» Challenge
The entries need to be copied exactly.

» Information supplied
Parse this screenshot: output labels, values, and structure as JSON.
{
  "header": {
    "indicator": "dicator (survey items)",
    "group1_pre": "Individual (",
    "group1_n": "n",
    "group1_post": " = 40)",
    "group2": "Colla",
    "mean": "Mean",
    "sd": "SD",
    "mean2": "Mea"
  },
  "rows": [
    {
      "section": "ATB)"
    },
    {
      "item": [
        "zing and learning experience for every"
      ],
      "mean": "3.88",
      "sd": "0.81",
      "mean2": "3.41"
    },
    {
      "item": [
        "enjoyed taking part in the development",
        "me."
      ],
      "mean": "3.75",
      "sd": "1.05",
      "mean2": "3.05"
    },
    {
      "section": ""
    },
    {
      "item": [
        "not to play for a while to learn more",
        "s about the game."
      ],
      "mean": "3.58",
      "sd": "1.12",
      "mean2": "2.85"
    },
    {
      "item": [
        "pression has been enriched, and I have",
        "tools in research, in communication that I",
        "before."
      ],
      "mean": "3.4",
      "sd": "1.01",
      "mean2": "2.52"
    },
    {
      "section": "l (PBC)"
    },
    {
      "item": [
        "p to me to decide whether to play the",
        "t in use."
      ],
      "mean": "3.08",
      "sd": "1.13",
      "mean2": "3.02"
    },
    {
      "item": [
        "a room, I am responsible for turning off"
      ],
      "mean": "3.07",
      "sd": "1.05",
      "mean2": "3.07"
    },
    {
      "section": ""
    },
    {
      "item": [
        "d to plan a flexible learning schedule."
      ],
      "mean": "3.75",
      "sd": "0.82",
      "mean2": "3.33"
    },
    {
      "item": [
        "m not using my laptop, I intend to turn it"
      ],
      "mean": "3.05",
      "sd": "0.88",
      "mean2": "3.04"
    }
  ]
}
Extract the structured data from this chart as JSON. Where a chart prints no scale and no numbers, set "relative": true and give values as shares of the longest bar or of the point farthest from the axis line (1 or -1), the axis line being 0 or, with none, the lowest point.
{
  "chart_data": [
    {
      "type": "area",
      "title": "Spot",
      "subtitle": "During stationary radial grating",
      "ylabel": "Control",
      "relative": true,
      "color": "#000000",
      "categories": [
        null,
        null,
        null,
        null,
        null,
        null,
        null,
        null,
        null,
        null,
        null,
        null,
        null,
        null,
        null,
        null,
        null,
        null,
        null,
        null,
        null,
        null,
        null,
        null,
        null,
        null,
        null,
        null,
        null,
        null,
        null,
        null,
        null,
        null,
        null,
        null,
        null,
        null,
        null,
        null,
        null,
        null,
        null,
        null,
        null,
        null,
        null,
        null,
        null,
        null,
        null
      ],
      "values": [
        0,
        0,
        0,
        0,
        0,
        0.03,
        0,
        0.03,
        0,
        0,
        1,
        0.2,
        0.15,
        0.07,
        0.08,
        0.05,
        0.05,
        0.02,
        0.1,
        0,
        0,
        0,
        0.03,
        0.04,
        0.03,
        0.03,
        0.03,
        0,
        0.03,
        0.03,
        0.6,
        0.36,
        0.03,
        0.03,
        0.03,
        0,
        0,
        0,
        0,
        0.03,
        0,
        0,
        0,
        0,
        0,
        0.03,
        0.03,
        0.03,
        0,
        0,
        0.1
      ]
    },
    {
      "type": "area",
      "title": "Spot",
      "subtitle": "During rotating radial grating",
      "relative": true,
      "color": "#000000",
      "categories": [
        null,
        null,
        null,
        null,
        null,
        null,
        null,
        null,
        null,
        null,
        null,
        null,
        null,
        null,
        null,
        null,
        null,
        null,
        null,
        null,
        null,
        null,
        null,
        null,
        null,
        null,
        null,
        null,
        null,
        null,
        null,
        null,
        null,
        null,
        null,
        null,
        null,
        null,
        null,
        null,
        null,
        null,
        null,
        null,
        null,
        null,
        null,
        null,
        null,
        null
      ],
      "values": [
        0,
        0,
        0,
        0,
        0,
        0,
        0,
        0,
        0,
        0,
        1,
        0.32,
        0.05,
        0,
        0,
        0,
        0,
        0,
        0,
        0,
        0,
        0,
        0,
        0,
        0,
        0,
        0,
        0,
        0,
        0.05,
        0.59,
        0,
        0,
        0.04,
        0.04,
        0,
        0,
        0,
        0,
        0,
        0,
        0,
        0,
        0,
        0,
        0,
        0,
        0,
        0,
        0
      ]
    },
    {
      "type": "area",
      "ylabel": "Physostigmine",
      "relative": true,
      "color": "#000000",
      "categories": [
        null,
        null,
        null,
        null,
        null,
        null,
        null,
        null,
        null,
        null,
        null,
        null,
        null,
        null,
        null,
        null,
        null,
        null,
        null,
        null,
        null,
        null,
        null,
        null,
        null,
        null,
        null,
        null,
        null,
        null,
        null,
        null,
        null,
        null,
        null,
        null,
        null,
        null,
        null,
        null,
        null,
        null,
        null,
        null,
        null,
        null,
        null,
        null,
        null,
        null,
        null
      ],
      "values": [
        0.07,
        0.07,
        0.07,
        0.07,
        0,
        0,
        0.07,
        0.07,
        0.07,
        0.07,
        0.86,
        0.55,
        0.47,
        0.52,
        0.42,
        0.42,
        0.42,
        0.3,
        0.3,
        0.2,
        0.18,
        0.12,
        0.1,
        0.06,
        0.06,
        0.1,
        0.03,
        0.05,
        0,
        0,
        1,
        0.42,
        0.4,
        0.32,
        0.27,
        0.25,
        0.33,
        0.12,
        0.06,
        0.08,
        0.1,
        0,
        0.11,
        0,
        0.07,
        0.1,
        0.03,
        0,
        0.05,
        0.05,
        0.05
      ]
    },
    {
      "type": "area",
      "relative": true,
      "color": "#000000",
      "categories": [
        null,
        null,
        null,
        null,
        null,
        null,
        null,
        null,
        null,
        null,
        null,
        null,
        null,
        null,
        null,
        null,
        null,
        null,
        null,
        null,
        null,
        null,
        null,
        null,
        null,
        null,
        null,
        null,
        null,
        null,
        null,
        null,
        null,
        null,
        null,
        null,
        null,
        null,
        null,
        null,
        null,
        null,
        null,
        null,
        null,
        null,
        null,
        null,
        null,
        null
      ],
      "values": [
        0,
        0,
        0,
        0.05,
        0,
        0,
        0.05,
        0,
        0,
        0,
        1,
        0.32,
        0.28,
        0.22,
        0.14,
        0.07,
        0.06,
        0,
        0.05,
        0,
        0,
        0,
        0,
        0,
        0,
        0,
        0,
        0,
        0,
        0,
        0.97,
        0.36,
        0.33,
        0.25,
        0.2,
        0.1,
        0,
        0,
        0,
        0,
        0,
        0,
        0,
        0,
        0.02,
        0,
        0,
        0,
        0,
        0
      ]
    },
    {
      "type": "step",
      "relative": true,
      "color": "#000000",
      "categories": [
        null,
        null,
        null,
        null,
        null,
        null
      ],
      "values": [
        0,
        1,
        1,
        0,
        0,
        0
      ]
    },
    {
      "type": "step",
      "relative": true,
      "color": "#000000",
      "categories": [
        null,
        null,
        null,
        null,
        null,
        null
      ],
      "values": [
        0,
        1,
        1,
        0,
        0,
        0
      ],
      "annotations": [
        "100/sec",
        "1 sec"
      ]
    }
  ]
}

» Completed task
Parse this screenshot: output labels, values, and structure as JSON.
{
  "header": {
    "indicator": "dicator (survey items)",
    "group1_pre": "Individual (",
    "group1_n": "n",
    "group1_post": " = 40)",
    "group2": "Colla",
    "mean": "Mean",
    "sd": "SD",
    "mean2": "Mea"
  },
  "rows": [
    {
      "section": "ATB)"
    },
    {
      "item": [
        "zing and learning experience for every"
      ],
      "mean": "3.88",
      "sd": "0.81",
      "mean2": "3.41"
    },
    {
      "item": [
        "enjoyed taking part in the development",
        "me."
      ],
      "mean": "3.75",
      "sd": "1.05",
      "mean2": "3.05"
    },
    {
      "section": ""
    },
    {
      "item": [
        "not to play for a while to learn more",
        "s about the game."
      ],
      "mean": "3.58",
      "sd": "1.12",
      "mean2": "2.85"
    },
    {
      "item": [
        "pression has been enriched, and I have",
        "tools in research, in communication that I",
        "before."
      ],
      "mean": "3.4",
      "sd": "1.01",
      "mean2": "2.52"
    },
    {
      "section": "l (PBC)"
    },
    {
      "item": [
        "p to me to decide whether to play the",
        "t in use."
      ],
      "mean": "3.08",
      "sd": "1.13",
      "mean2": "3.02"
    },
    {
      "item": [
        "a room, I am responsible for turning off"
      ],
      "mean": "3.07",
      "sd": "1.05",
      "mean2": "3.07"
    },
    {
      "section": ""
    },
    {
      "item": [
        "d to plan a flexible learning schedule."
      ],
      "mean": "3.75",
      "sd": "0.82",
      "mean2": "3.33"
    },
    {
      "item": [
        "m not using my laptop, I intend to turn it"
      ],
      "mean": "3.05",
      "sd": "0.88",
      "mean2": "3.04"
    }
  ]
}
Extract the structured data from this chart as JSON. Where a chart prints no scale and no numbers, set "relative": true and give values as shares of the longest bar or of the point farthest from the axis line (1 or -1), the axis line being 0 or, with none, the lowest point.
{
  "chart_data": [
    {
      "type": "area",
      "title": "Spot",
      "subtitle": "During stationary radial grating",
      "ylabel": "Control",
      "relative": true,
      "color": "#000000",
      "categories": [
        null,
        null,
        null,
        null,
        null,
        null,
        null,
        null,
        null,
        null,
        null,
        null,
        null,
        null,
        null,
        null,
        null,
        null,
        null,
        null,
        null,
        null,
        null,
        null,
        null,
        null,
        null,
        null,
        null,
        null,
        null,
        null,
        null,
        null,
        null,
        null,
        null,
        null,
        null,
        null,
        null,
        null,
        null,
        null,
        null,
        null,
        null,
        null,
        null,
        null,
        null
      ],
      "values": [
        0,
        0,
        0,
        0,
        0,
        0.03,
        0,
        0.03,
        0,
        0,
        1,
        0.2,
        0.15,
        0.07,
        0.08,
        0.05,
        0.05,
        0.02,
        0.1,
        0,
        0,
        0,
        0.03,
        0.04,
        0.03,
        0.03,
        0.03,
        0,
        0.03,
        0.03,
        0.6,
        0.36,
        0.03,
        0.03,
        0.03,
        0,
        0,
        0,
        0,
        0.03,
        0,
        0,
        0,
        0,
        0,
        0.03,
        0.03,
        0.03,
        0,
        0,
        0.1
      ]
    },
    {
      "type": "area",
      "title": "Spot",
      "subtitle": "During rotating radial grating",
      "relative": true,
      "color": "#000000",
      "categories": [
        null,
        null,
        null,
        null,
        null,
        null,
        null,
        null,
        null,
        null,
        null,
        null,
        null,
        null,
        null,
        null,
        null,
        null,
        null,
        null,
        null,
        null,
        null,
        null,
        null,
        null,
        null,
        null,
        null,
        null,
        null,
        null,
        null,
        null,
        null,
        null,
        null,
        null,
        null,
        null,
        null,
        null,
        null,
        null,
        null,
        null,
        null,
        null,
        null,
        null
      ],
      "values": [
        0,
        0,
        0,
        0,
        0,
        0,
        0,
        0,
        0,
        0,
        1,
        0.32,
        0.05,
        0,
        0,
        0,
        0,
        0,
        0,
        0,
        0,
        0,
        0,
        0,
        0,
        0,
        0,
        0,
        0,
        0.05,
        0.59,
        0,
        0,
        0.04,
        0.04,
        0,
        0,
        0,
        0,
        0,
        0,
        0,
        0,
        0,
        0,
        0,
        0,
        0,
        0,
        0
      ]
    },
    {
      "type": "area",
      "ylabel": "Physostigmine",
      "relative": true,
      "color": "#000000",
      "categories": [
        null,
        null,
        null,
        null,
        null,
        null,
        null,
        null,
        null,
        null,
        null,
        null,
        null,
        null,
        null,
        null,
        null,
        null,
        null,
        null,
        null,
        null,
        null,
        null,
        null,
        null,
        null,
        null,
        null,
        null,
        null,
        null,
        null,
        null,
        null,
        null,
        null,
        null,
        null,
        null,
        null,
        null,
        null,
        null,
        null,
        null,
        null,
        null,
        null,
        null,
        null
      ],
      "values": [
        0.07,
        0.07,
        0.07,
        0.07,
        0,
        0,
        0.07,
        0.07,
        0.07,
        0.07,
        0.86,
        0.55,
        0.47,
        0.52,
        0.42,
        0.42,
        0.42,
        0.3,
        0.3,
        0.2,
        0.18,
        0.12,
        0.1,
        0.06,
        0.06,
        0.1,
        0.03,
        0.05,
        0,
        0,
        1,
        0.42,
        0.4,
        0.32,
        0.27,
        0.25,
        0.33,
        0.12,
        0.06,
        0.08,
        0.1,
        0,
        0.11,
        0,
        0.07,
        0.1,
        0.03,
        0,
        0.05,
        0.05,
        0.05
      ]
    },
    {
      "type": "area",
      "relative": true,
      "color": "#000000",
      "categories": [
        null,
        null,
        null,
        null,
        null,
        null,
        null,
        null,
        null,
        null,
        null,
        null,
        null,
        null,
        null,
        null,
        null,
        null,
        null,
        null,
        null,
        null,
        null,
        null,
        null,
        null,
        null,
        null,
        null,
        null,
        null,
        null,
        null,
        null,
        null,
        null,
        null,
        null,
        null,
        null,
        null,
        null,
        null,
        null,
        null,
        null,
        null,
        null,
        null,
        null
      ],
      "values": [
        0,
        0,
        0,
        0.05,
        0,
        0,
        0.05,
        0,
        0,
        0,
        1,
        0.32,
        0.28,
        0.22,
        0.14,
        0.07,
        0.06,
        0,
        0.05,
        0,
        0,
        0,
        0,
        0,
        0,
        0,
        0,
        0,
        0,
        0,
        0.97,
        0.36,
        0.33,
        0.25,
        0.2,
        0.1,
        0,
        0,
        0,
        0,
        0,
        0,
        0,
        0,
        0.02,
        0,
        0,
        0,
        0,
        0
      ]
    },
    {
      "type": "step",
      "relative": true,
      "color": "#000000",
      "categories": [
        null,
        null,
        null,
        null,
        null,
        null
      ],
      "values": [
        0,
        1,
        1,
        0,
        0,
        0
      ]
    },
    {
      "type": "step",
      "relative": true,
      "color": "#000000",
      "categories": [
        null,
        null,
        null,
        null,
        null,
        null
      ],
      "values": [
        0,
        1,
        1,
        0,
        0,
        0
      ],
      "annotations": [
        "100/sec",
        "1 sec"
      ]
    }
  ]
}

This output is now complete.